• **Data entries for graphics**
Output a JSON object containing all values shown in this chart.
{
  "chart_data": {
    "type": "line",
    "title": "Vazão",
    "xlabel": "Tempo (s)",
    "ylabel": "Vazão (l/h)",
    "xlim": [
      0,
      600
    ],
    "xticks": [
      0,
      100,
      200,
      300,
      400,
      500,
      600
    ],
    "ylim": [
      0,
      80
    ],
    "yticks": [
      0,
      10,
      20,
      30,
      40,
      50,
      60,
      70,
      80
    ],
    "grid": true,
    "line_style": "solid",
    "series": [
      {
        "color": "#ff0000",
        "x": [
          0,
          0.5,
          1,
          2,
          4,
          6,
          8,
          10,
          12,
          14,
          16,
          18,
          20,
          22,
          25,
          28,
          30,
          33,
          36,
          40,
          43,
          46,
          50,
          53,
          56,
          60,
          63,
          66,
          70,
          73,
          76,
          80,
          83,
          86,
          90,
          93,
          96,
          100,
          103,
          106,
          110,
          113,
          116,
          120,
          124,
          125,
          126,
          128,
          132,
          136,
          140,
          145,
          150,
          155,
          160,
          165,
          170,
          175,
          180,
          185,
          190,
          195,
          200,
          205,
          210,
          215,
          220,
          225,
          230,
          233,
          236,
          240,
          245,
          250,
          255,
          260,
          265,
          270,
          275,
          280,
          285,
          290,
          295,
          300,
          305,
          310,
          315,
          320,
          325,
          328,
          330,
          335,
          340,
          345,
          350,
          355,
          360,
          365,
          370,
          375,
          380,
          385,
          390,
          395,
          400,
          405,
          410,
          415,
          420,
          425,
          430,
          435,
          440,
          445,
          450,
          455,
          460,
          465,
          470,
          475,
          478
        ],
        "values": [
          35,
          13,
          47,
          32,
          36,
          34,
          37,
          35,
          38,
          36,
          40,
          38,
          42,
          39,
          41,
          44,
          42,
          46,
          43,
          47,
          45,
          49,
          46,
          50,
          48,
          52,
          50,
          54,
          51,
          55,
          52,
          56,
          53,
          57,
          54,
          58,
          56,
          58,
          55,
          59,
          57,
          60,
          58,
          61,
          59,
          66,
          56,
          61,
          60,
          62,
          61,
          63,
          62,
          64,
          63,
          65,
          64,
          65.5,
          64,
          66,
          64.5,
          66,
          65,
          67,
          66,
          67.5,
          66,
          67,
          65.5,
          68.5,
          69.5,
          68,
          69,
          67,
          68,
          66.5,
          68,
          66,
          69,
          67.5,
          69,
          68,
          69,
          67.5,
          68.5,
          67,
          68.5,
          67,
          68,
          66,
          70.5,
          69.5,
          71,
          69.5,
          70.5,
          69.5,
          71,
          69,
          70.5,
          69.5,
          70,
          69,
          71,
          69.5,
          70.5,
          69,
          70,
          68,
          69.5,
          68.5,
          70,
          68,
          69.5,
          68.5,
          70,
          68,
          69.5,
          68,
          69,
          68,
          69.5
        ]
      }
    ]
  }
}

• **Prompt**
Reproduce the material above, every line of it, exactly.

• **Answer below**
Output a JSON object containing all values shown in this chart.
{
  "chart_data": {
    "type": "line",
    "title": "Vazão",
    "xlabel": "Tempo (s)",
    "ylabel": "Vazão (l/h)",
    "xlim": [
      0,
      600
    ],
    "xticks": [
      0,
      100,
      200,
      300,
      400,
      500,
      600
    ],
    "ylim": [
      0,
      80
    ],
    "yticks": [
      0,
      10,
      20,
      30,
      40,
      50,
      60,
      70,
      80
    ],
    "grid": true,
    "line_style": "solid",
    "series": [
      {
        "color": "#ff0000",
        "x": [
          0,
          0.5,
          1,
          2,
          4,
          6,
          8,
          10,
          12,
          14,
          16,
          18,
          20,
          22,
          25,
          28,
          30,
          33,
          36,
          40,
          43,
          46,
          50,
          53,
          56,
          60,
          63,
          66,
          70,
          73,
          76,
          80,
          83,
          86,
          90,
          93,
          96,
          100,
          103,
          106,
          110,
          113,
          116,
          120,
          124,
          125,
          126,
          128,
          132,
          136,
          140,
          145,
          150,
          155,
          160,
          165,
          170,
          175,
          180,
          185,
          190,
          195,
          200,
          205,
          210,
          215,
          220,
          225,
          230,
          233,
          236,
          240,
          245,
          250,
          255,
          260,
          265,
          270,
          275,
          280,
          285,
          290,
          295,
          300,
          305,
          310,
          315,
          320,
          325,
          328,
          330,
          335,
          340,
          345,
          350,
          355,
          360,
          365,
          370,
          375,
          380,
          385,
          390,
          395,
          400,
          405,
          410,
          415,
          420,
          425,
          430,
          435,
          440,
          445,
          450,
          455,
          460,
          465,
          470,
          475,
          478
        ],
        "values": [
          35,
          13,
          47,
          32,
          36,
          34,
          37,
          35,
          38,
          36,
          40,
          38,
          42,
          39,
          41,
          44,
          42,
          46,
          43,
          47,
          45,
          49,
          46,
          50,
          48,
          52,
          50,
          54,
          51,
          55,
          52,
          56,
          53,
          57,
          54,
          58,
          56,
          58,
          55,
          59,
          57,
          60,
          58,
          61,
          59,
          66,
          56,
          61,
          60,
          62,
          61,
          63,
          62,
          64,
          63,
          65,
          64,
          65.5,
          64,
          66,
          64.5,
          66,
          65,
          67,
          66,
          67.5,
          66,
          67,
          65.5,
          68.5,
          69.5,
          68,
          69,
          67,
          68,
          66.5,
          68,
          66,
          69,
          67.5,
          69,
          68,
          69,
          67.5,
          68.5,
          67,
          68.5,
          67,
          68,
          66,
          70.5,
          69.5,
          71,
          69.5,
          70.5,
          69.5,
          71,
          69,
          70.5,
          69.5,
          70,
          69,
          71,
          69.5,
          70.5,
          69,
          70,
          68,
          69.5,
          68.5,
          70,
          68,
          69.5,
          68.5,
          70,
          68,
          69.5,
          68,
          69,
          68,
          69.5
        ]
      }
    ]
  }
}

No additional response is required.